PROBLEM TO SOLVE: Pick out every line that holds the string "plane" and copy it.

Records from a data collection
=-=-=-=-=

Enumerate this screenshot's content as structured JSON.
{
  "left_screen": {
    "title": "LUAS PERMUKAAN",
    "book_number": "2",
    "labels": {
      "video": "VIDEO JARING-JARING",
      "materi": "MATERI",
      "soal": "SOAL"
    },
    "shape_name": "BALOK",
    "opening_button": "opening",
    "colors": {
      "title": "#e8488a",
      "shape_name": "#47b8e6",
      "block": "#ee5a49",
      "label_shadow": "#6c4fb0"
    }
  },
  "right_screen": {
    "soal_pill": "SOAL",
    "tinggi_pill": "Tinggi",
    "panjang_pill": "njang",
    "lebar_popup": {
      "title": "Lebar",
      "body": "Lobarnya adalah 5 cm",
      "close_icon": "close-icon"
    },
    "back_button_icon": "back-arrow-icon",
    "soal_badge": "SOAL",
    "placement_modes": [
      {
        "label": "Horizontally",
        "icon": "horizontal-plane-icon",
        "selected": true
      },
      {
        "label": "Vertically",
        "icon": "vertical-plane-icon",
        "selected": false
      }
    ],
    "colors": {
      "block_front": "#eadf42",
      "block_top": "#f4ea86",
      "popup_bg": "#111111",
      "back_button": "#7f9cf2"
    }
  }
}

=-=-=-=-=

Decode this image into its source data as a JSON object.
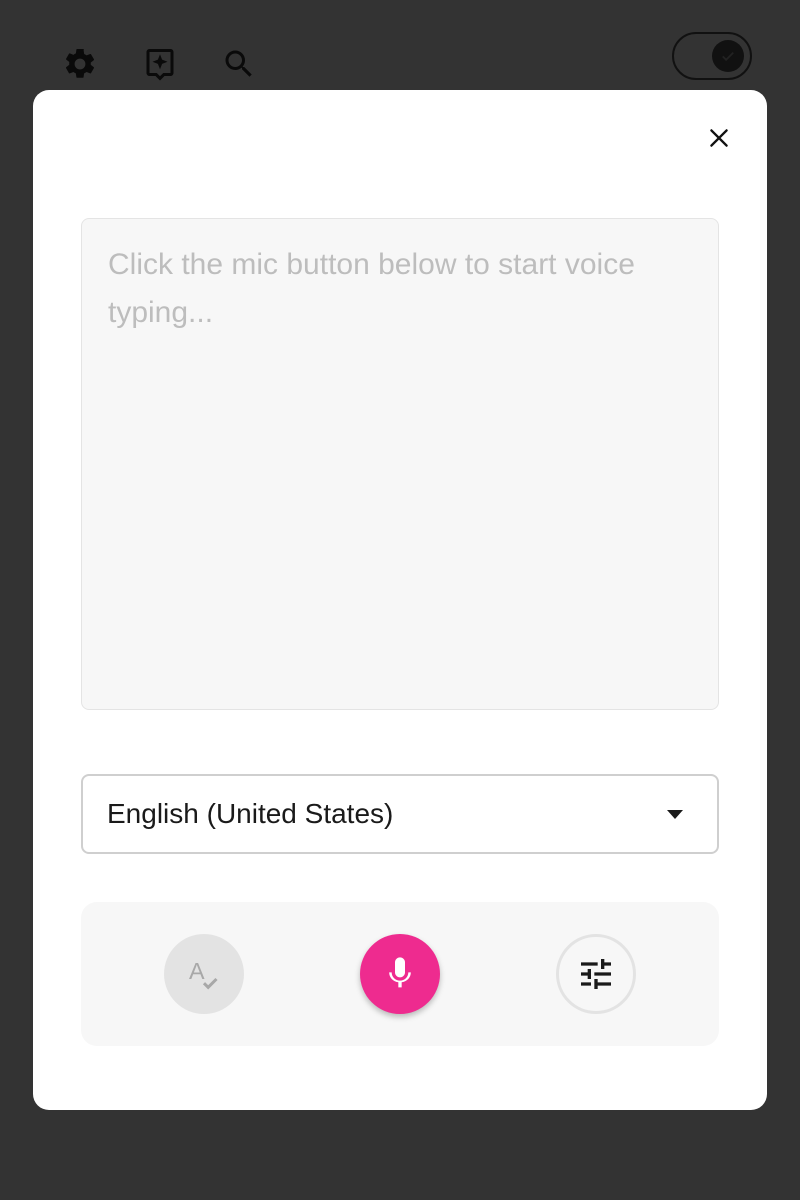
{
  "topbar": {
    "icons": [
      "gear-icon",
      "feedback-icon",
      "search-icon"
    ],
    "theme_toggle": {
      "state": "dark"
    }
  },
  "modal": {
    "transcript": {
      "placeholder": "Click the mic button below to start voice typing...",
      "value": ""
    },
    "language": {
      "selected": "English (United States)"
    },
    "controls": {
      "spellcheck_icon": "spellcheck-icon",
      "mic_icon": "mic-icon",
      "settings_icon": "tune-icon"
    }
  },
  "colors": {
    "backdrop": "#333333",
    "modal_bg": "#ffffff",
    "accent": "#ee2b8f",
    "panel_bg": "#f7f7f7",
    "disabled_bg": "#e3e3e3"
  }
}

=-=-=-=-=

WRITTEN ANSWER:
        "icon": "horizontal-plane-icon",
        "icon": "vertical-plane-icon",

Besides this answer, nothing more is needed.